[INSTRUCTIONS TO FOLLOW] Collect each line of the entries that holds the string "用户在社区发表的所有信息将由本网站记录保存".

____ DATASET ROWS

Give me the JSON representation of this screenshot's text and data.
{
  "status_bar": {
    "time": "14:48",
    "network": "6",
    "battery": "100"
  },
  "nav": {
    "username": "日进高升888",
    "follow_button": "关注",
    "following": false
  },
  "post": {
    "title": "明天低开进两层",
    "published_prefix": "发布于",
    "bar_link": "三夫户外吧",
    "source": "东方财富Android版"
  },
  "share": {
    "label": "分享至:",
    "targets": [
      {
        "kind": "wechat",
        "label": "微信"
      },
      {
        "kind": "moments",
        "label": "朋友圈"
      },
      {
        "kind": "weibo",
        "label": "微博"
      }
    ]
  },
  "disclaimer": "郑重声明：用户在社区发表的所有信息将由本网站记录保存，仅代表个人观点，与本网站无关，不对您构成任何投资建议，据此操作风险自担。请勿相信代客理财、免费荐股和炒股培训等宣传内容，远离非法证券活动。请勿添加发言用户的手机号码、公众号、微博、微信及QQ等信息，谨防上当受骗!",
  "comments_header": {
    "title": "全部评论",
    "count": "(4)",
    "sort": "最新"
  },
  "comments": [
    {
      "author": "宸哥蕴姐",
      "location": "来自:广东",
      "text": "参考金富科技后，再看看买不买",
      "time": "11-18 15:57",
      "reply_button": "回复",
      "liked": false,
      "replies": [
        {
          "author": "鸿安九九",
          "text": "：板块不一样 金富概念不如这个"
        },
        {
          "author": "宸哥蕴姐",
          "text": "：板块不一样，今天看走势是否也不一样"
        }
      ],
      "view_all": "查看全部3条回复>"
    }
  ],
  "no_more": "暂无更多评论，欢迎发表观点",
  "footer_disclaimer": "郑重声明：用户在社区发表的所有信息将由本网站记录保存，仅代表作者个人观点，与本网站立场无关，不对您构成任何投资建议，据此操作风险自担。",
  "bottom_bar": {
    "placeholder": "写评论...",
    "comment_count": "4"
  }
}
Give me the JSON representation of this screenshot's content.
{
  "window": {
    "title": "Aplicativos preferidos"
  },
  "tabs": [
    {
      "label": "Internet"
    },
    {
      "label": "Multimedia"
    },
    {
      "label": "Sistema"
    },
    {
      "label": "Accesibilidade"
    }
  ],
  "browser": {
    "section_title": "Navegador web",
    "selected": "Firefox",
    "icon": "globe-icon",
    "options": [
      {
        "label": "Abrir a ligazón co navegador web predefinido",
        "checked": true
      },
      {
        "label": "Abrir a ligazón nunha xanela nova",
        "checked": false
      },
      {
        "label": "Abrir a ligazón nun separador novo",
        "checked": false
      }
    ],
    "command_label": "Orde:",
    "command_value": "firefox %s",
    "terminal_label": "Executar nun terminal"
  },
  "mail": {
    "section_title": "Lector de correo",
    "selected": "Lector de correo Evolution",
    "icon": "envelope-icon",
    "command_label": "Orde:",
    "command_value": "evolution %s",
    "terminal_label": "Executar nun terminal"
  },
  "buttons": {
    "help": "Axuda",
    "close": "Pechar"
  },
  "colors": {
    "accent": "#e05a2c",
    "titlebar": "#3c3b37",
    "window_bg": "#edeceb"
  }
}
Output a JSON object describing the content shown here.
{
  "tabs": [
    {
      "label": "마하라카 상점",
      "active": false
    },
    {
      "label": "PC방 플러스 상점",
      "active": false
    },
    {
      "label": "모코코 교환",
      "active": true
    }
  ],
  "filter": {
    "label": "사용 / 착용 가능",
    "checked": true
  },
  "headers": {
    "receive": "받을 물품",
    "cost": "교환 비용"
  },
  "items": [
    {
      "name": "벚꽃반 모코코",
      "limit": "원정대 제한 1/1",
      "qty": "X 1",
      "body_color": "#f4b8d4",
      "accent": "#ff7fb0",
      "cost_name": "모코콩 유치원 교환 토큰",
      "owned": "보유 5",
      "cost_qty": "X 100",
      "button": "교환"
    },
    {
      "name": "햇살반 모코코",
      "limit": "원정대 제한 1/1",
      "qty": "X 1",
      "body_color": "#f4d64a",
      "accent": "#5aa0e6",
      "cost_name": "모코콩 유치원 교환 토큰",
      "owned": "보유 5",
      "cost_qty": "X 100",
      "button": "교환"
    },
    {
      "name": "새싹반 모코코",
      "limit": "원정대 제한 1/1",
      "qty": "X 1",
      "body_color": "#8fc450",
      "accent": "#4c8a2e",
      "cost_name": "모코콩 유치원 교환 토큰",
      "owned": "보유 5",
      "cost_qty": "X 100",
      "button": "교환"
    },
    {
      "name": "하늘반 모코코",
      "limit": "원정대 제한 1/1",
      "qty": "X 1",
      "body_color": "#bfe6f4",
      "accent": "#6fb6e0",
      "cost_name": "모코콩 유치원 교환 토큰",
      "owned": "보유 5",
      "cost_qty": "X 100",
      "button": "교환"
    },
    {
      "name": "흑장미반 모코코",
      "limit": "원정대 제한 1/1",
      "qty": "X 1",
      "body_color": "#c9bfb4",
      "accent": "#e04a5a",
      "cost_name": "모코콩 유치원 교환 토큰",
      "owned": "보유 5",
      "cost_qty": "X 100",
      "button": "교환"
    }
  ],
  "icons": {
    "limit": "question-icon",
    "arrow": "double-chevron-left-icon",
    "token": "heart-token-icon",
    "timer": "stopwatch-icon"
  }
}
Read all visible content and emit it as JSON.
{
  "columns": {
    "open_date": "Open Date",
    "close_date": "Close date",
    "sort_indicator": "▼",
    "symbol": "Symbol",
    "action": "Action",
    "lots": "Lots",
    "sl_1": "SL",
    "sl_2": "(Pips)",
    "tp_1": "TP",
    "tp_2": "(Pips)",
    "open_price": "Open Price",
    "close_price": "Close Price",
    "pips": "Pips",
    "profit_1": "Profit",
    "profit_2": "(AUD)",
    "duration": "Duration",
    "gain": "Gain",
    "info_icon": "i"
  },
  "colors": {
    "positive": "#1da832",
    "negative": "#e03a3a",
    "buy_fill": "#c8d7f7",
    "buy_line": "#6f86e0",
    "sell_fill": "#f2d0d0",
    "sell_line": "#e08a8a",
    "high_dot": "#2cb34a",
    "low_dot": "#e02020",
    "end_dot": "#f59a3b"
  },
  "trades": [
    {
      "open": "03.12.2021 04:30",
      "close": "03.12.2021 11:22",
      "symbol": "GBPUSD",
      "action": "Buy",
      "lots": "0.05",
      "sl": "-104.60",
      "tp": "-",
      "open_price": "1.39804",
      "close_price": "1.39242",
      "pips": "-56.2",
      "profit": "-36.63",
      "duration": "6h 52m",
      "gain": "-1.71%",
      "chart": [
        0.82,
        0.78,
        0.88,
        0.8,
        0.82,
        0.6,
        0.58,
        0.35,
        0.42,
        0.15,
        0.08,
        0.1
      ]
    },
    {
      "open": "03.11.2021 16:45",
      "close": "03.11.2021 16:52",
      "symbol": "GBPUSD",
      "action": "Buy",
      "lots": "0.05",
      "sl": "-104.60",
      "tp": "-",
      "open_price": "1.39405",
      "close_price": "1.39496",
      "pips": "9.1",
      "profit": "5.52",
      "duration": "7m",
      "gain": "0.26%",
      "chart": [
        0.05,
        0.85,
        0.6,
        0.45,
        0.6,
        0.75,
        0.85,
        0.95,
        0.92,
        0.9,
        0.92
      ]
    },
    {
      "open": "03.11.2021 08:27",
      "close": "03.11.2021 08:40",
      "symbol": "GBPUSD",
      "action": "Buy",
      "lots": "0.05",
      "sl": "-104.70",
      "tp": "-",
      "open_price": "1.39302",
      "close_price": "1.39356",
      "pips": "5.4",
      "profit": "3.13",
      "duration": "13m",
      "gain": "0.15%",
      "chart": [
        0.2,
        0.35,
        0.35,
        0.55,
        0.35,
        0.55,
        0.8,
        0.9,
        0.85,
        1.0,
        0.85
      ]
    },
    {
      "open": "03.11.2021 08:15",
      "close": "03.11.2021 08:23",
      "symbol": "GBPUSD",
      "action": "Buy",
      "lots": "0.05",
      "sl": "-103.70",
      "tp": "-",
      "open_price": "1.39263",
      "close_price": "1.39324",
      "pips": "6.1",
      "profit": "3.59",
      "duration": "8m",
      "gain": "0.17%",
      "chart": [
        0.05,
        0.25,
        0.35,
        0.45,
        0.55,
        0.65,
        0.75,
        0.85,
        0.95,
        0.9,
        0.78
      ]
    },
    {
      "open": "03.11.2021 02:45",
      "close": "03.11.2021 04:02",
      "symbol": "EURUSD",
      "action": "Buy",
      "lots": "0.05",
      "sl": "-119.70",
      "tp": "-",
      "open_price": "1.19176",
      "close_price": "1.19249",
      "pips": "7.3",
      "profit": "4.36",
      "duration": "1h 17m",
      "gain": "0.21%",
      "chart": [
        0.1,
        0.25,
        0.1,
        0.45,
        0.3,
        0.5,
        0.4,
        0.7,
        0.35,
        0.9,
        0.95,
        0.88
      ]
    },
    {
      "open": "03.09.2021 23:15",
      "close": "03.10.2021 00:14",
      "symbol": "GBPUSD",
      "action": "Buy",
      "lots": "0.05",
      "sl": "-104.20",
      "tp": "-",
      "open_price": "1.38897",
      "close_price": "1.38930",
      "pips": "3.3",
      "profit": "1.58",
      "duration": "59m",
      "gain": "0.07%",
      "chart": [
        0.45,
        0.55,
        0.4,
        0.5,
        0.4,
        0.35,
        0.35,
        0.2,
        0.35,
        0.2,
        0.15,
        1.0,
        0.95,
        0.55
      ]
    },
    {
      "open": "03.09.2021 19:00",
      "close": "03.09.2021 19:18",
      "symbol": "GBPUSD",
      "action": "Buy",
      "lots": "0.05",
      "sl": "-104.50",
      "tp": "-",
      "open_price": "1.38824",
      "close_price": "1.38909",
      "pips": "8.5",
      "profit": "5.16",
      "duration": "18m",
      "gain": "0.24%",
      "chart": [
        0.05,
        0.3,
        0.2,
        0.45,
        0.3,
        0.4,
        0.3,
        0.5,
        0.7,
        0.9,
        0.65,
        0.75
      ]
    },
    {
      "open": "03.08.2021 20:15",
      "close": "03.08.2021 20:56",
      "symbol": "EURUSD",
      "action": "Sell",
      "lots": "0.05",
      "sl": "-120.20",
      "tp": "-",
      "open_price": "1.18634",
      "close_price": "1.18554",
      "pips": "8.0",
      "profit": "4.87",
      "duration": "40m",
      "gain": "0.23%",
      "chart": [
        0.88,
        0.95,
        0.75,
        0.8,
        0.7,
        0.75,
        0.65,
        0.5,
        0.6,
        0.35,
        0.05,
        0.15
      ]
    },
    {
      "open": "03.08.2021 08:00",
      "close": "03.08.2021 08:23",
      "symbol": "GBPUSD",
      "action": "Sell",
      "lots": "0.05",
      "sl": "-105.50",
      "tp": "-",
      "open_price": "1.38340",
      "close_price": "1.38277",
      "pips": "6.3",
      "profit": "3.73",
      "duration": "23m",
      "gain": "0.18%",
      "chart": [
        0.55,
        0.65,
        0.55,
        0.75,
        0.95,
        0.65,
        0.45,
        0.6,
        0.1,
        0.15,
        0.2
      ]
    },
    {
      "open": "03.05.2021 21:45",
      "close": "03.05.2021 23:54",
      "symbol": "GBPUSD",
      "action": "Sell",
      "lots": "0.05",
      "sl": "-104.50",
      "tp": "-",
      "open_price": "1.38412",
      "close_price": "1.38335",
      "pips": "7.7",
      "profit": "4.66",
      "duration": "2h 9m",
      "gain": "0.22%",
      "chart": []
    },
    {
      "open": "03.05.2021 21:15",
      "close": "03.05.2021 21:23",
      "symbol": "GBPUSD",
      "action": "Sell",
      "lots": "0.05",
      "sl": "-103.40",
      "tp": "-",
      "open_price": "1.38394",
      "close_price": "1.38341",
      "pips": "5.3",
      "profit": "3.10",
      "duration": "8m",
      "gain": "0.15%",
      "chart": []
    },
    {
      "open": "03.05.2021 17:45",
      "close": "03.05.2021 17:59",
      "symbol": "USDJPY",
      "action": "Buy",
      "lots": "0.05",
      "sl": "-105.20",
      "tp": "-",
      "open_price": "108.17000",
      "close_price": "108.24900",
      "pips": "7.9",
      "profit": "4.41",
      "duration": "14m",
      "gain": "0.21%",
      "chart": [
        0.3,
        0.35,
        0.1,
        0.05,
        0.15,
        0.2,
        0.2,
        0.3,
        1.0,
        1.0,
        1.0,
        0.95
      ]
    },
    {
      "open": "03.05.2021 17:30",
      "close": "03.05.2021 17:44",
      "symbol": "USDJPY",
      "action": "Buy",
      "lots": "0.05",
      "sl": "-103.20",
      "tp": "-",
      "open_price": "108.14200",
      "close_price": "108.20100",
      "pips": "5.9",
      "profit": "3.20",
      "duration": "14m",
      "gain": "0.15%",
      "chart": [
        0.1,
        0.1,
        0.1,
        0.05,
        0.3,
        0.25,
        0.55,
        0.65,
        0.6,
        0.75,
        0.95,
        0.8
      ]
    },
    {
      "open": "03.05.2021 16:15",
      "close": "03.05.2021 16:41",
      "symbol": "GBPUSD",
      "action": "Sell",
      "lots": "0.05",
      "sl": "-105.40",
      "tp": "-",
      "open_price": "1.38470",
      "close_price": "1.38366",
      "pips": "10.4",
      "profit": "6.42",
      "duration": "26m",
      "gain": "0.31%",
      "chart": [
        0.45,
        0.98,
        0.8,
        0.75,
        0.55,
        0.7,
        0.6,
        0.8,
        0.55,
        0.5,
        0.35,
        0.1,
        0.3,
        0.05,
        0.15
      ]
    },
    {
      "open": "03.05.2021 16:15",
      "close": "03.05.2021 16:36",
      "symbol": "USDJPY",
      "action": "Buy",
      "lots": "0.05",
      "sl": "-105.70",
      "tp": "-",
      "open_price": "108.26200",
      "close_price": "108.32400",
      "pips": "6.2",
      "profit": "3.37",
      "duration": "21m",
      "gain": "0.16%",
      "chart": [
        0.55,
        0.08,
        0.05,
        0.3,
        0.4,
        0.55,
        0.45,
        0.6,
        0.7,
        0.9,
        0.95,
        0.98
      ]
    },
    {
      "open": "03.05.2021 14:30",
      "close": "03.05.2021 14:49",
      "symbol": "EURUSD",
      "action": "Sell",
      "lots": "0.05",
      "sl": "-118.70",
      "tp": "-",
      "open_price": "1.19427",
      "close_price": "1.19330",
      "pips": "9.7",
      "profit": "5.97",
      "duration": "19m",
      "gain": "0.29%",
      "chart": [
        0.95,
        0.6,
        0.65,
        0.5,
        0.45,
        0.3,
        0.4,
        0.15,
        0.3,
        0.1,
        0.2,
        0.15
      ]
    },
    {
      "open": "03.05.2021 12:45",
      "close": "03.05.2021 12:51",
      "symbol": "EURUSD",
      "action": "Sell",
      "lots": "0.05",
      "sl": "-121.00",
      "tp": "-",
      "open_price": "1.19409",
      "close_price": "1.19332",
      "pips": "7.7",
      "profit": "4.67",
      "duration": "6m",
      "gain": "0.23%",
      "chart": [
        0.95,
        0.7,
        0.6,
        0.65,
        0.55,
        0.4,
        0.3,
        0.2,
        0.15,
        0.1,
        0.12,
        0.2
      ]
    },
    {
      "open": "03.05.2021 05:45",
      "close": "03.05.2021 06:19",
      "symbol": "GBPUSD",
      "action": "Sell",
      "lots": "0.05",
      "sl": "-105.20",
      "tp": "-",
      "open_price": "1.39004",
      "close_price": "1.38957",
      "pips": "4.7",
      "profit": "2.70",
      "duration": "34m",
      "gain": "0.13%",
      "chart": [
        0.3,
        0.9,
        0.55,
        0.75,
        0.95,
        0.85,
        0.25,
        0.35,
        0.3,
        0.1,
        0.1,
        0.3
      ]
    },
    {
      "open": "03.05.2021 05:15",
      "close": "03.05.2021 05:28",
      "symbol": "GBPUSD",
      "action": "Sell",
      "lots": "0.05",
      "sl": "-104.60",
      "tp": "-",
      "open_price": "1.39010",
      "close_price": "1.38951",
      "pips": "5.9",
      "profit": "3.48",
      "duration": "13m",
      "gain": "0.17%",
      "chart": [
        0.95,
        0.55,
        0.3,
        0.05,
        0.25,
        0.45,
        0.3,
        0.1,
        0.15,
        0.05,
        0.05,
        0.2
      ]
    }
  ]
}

________

[SOLUTION TO THIS TASK]
  "disclaimer": "郑重声明：用户在社区发表的所有信息将由本网站记录保存，仅代表个人观点，与本网站无关，不对您构成任何投资建议，据此操作风险自担。请勿相信代客理财、免费荐股和炒股培训等宣传内容，远离非法证券活动。请勿添加发言用户的手机号码、公众号、微博、微信及QQ等信息，谨防上当受骗!",
  "footer_disclaimer": "郑重声明：用户在社区发表的所有信息将由本网站记录保存，仅代表作者个人观点，与本网站立场无关，不对您构成任何投资建议，据此操作风险自担。",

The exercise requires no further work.